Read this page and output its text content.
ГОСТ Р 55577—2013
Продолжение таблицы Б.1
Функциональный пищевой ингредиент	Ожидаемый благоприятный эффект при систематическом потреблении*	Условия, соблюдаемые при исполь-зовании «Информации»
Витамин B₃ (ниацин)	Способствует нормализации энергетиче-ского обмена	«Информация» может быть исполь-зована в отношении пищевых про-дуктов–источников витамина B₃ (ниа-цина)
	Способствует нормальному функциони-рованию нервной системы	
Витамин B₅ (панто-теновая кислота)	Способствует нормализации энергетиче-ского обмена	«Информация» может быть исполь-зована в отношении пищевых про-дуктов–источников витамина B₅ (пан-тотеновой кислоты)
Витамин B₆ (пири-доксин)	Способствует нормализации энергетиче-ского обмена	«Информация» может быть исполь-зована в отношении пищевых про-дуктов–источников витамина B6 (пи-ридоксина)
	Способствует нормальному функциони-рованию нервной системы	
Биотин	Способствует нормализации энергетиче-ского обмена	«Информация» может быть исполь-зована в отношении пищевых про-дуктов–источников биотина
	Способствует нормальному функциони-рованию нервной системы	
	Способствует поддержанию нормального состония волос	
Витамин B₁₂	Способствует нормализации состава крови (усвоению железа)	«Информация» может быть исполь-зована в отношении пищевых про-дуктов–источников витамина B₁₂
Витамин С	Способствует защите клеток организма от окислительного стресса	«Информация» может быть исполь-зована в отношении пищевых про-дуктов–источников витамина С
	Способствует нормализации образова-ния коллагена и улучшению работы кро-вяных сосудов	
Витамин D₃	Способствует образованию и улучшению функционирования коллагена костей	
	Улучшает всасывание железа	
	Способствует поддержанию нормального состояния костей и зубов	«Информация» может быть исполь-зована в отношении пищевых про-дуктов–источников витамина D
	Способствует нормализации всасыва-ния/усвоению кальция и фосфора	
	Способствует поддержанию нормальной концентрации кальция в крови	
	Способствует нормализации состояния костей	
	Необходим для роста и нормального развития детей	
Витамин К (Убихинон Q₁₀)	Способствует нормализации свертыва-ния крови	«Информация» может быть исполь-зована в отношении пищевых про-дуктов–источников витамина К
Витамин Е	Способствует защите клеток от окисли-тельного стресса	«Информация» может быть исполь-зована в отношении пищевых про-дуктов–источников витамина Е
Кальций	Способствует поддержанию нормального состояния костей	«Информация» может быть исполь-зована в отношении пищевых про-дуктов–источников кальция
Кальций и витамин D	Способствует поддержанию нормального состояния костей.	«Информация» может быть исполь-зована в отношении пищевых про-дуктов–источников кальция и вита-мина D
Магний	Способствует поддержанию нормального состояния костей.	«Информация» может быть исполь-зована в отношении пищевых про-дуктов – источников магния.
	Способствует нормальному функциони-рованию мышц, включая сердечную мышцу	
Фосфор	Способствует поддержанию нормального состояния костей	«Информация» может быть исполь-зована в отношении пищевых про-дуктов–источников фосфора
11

......

AIM OF THE TASK ::
Supply the count of lines in the entries that contain the word "фосфора", and nothing besides.

ANSWER TO THE TASK ::
2